◆ Given request: With the pictures left out, copy the listing below exactly.

Records contained in a dataset:
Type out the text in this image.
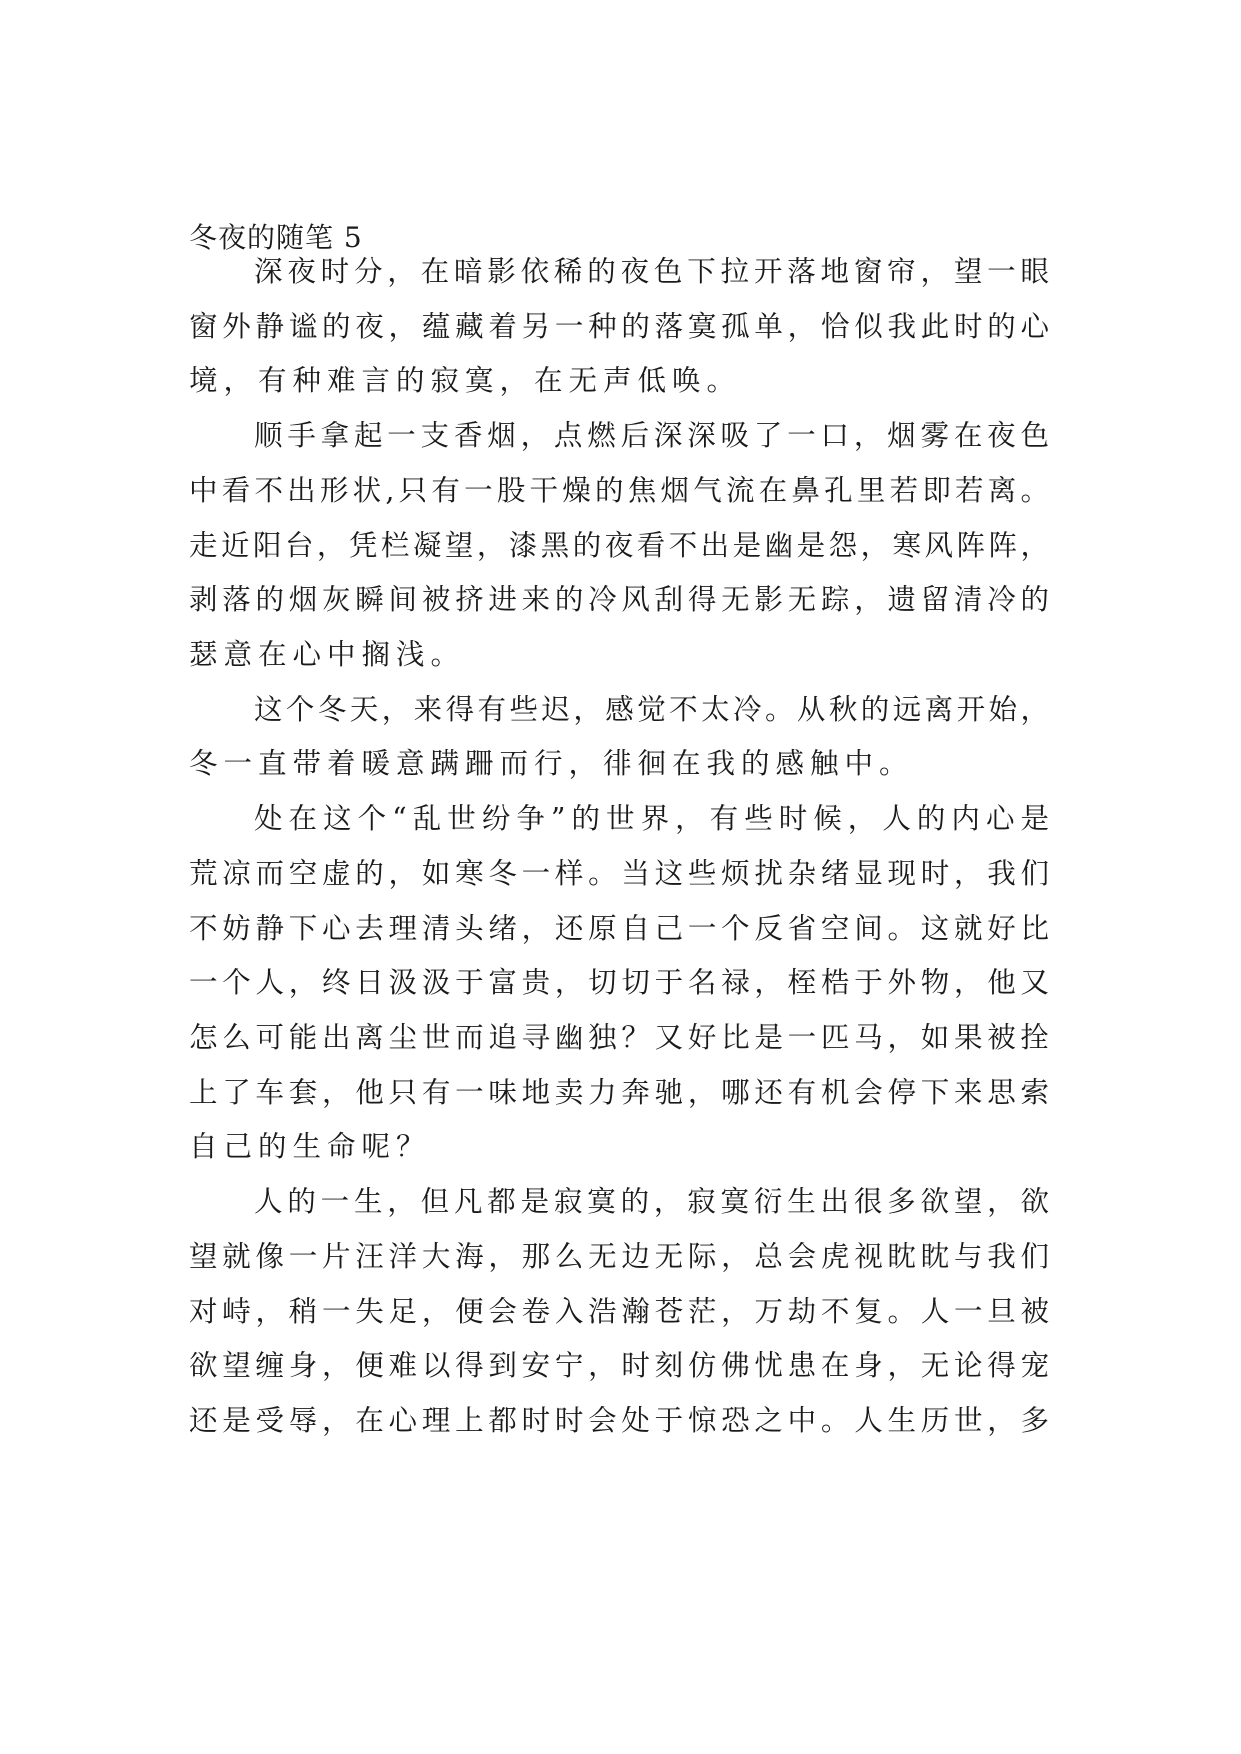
冬夜的随笔 5
深夜时分，在暗影依稀的夜色下拉开落地窗帘，望一眼
窗外静谧的夜，蕴藏着另一种的落寞孤单，恰似我此时的心
境，有种难言的寂寞，在无声低唤。
顺手拿起一支香烟，点燃后深深吸了一口，烟雾在夜色
中看不出形状,只有一股干燥的焦烟气流在鼻孔里若即若离。
走近阳台，凭栏凝望，漆黑的夜看不出是幽是怨，寒风阵阵，
剥落的烟灰瞬间被挤进来的冷风刮得无影无踪，遗留清冷的
瑟意在心中搁浅。
这个冬天，来得有些迟，感觉不太冷。从秋的远离开始，
冬一直带着暖意蹒跚而行，徘徊在我的感触中。
处在这个“乱世纷争”的世界，有些时候，人的内心是
荒凉而空虚的，如寒冬一样。当这些烦扰杂绪显现时，我们
不妨静下心去理清头绪，还原自己一个反省空间。这就好比
一个人，终日汲汲于富贵，切切于名禄，桎梏于外物，他又
怎么可能出离尘世而追寻幽独？又好比是一匹马，如果被拴
上了车套，他只有一味地卖力奔驰，哪还有机会停下来思索
自己的生命呢？
人的一生，但凡都是寂寞的，寂寞衍生出很多欲望，欲
望就像一片汪洋大海，那么无边无际，总会虎视眈眈与我们
对峙，稍一失足，便会卷入浩瀚苍茫，万劫不复。人一旦被
欲望缠身，便难以得到安宁，时刻仿佛忧患在身，无论得宠
还是受辱，在心理上都时时会处于惊恐之中。人生历世，多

◆ Complete output:
Type out the text in this image.
冬夜的随笔 5
深夜时分，在暗影依稀的夜色下拉开落地窗帘，望一眼
窗外静谧的夜，蕴藏着另一种的落寞孤单，恰似我此时的心
境，有种难言的寂寞，在无声低唤。
顺手拿起一支香烟，点燃后深深吸了一口，烟雾在夜色
中看不出形状,只有一股干燥的焦烟气流在鼻孔里若即若离。
走近阳台，凭栏凝望，漆黑的夜看不出是幽是怨，寒风阵阵，
剥落的烟灰瞬间被挤进来的冷风刮得无影无踪，遗留清冷的
瑟意在心中搁浅。
这个冬天，来得有些迟，感觉不太冷。从秋的远离开始，
冬一直带着暖意蹒跚而行，徘徊在我的感触中。
处在这个“乱世纷争”的世界，有些时候，人的内心是
荒凉而空虚的，如寒冬一样。当这些烦扰杂绪显现时，我们
不妨静下心去理清头绪，还原自己一个反省空间。这就好比
一个人，终日汲汲于富贵，切切于名禄，桎梏于外物，他又
怎么可能出离尘世而追寻幽独？又好比是一匹马，如果被拴
上了车套，他只有一味地卖力奔驰，哪还有机会停下来思索
自己的生命呢？
人的一生，但凡都是寂寞的，寂寞衍生出很多欲望，欲
望就像一片汪洋大海，那么无边无际，总会虎视眈眈与我们
对峙，稍一失足，便会卷入浩瀚苍茫，万劫不复。人一旦被
欲望缠身，便难以得到安宁，时刻仿佛忧患在身，无论得宠
还是受辱，在心理上都时时会处于惊恐之中。人生历世，多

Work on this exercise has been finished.